Text for analysis =

——————

Adaptive and oblivious statistical adversaries are equivalent

TL;DR

This paper proves that in statistical tasks, adaptive and oblivious adversaries are essentially equivalent in power, resolving a key open question and showing that algorithms resilient to oblivious corruption can be adapted to handle adaptive corruption with minimal overhead.

Contribution

It demonstrates the equivalence of adaptive and oblivious adversaries in statistical settings, providing a simple construction to adapt algorithms accordingly.

Findings

Adaptive and oblivious adversaries are equivalent up to polynomial factors.

Algorithms resilient to oblivious corruption can be adapted for adaptive adversaries.

The construction maintains computational efficiency with a polynomially larger sample.

Abstract

We resolve a fundamental question about the ability to perform a statistical task, such as learning, when an adversary corrupts the sample. Such adversaries are specified by the types of corruption they can make and their level of knowledge about the sample. The latter distinguishes between sample-adaptive adversaries which know the contents of the sample when choosing the corruption, and sample-oblivious adversaries, which do not. We prove that for all types of corruptions, sample-adaptive and sample-oblivious adversaries are \emph{equivalent} up to polynomial factors in the sample size. This resolves the main open question introduced by [BLMT22] and further explored in [CHL+23]. Specifically, consider any algorithm $A$ that solves a statistical task even when a sample-oblivious adversary corrupts its input. We show that there is an algorithm $A'$ that solves the same task when the corresponding sample-adaptive adversary corrupts its input. The construction of $A'$ is simple and maintains the computational efficiency of $A$: It requests a polynomially larger sample than $A$ uses and then runs $A$ on a uniformly random subsample.

——————

Extracted material =
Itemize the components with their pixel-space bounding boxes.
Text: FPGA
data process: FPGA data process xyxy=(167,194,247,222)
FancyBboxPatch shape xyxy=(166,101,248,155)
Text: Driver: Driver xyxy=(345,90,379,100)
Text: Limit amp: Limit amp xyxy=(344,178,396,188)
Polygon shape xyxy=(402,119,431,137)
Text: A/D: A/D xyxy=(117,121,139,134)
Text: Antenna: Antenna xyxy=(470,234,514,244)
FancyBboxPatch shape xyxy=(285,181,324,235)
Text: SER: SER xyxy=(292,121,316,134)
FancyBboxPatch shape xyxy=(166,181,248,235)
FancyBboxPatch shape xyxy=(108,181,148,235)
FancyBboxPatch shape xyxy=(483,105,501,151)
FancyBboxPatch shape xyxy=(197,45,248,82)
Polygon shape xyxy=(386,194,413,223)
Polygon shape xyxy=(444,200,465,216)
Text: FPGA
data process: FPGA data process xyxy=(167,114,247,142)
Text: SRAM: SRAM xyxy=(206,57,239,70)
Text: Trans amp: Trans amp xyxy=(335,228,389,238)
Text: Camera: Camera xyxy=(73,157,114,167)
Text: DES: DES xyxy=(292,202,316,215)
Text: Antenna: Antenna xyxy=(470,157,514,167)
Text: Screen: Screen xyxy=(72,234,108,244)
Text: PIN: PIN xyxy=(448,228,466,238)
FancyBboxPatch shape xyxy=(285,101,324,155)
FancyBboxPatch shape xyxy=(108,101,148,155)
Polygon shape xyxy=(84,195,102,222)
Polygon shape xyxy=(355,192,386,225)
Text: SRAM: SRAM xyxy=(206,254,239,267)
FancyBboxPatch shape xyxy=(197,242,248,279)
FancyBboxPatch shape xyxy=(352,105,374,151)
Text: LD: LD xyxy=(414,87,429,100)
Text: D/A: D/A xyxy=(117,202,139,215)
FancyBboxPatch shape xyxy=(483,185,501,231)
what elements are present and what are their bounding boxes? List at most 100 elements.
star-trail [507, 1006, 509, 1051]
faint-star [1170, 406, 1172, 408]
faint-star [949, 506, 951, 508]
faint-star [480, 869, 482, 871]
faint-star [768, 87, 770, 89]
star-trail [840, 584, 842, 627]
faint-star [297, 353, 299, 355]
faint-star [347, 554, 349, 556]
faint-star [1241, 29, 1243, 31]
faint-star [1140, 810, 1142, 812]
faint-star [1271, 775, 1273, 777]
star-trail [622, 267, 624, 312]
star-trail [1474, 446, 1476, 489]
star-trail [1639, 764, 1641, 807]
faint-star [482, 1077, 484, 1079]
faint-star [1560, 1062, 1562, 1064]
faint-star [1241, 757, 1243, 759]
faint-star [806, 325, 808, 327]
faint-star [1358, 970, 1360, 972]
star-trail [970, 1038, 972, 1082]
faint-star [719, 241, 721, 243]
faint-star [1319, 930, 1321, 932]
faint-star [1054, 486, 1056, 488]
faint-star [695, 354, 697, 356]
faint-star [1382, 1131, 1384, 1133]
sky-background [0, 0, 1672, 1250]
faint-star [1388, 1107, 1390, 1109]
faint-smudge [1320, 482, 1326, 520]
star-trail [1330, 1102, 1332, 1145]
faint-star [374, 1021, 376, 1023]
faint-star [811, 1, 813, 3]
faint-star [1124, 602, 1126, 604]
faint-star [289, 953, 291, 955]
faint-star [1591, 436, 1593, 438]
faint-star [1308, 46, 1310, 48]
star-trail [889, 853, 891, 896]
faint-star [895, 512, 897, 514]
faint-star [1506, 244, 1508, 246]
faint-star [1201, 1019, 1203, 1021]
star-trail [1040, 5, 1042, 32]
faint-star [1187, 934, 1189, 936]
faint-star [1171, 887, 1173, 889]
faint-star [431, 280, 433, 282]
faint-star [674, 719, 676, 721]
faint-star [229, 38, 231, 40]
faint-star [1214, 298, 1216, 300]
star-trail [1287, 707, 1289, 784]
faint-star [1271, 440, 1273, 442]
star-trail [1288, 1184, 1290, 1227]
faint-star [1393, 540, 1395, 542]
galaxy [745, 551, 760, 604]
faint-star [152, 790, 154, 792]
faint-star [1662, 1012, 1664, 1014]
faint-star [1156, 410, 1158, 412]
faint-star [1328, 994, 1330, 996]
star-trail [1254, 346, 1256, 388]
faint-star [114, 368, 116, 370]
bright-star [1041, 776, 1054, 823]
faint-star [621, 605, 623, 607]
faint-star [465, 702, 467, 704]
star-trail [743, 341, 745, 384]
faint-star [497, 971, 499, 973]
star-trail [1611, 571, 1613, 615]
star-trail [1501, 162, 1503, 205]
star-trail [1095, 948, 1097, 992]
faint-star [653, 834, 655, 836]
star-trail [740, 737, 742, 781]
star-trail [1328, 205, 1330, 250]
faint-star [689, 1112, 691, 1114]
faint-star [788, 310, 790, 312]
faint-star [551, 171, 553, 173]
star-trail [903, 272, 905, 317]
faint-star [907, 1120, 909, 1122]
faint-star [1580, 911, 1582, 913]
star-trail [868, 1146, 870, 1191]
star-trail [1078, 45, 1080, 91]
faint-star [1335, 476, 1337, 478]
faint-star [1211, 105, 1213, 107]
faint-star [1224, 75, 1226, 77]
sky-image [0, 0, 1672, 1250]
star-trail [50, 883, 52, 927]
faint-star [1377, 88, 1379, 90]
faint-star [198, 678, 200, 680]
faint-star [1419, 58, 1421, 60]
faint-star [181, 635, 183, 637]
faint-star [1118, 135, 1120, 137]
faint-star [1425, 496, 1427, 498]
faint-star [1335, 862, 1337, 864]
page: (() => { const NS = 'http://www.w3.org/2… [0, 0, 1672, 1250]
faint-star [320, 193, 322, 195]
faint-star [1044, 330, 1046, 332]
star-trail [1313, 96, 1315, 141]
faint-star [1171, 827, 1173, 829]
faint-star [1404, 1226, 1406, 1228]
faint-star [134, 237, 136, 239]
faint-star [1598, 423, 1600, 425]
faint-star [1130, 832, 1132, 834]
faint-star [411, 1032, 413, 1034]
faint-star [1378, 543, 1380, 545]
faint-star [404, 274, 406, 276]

——————

Problem statement = Translate this sentence from the text on adaptive and oblivious statistical adversaries into Spanish: "Such adversaries are specified by the types of corruption they can make and their level of knowledge about the sample." The lines are separate material, unrelated to the text about statistical adversaries.

Response to the exercise = Tales adversarios se especifican por los tipos de corrupción que pueden realizar y por su nivel de conocimiento sobre la muestra.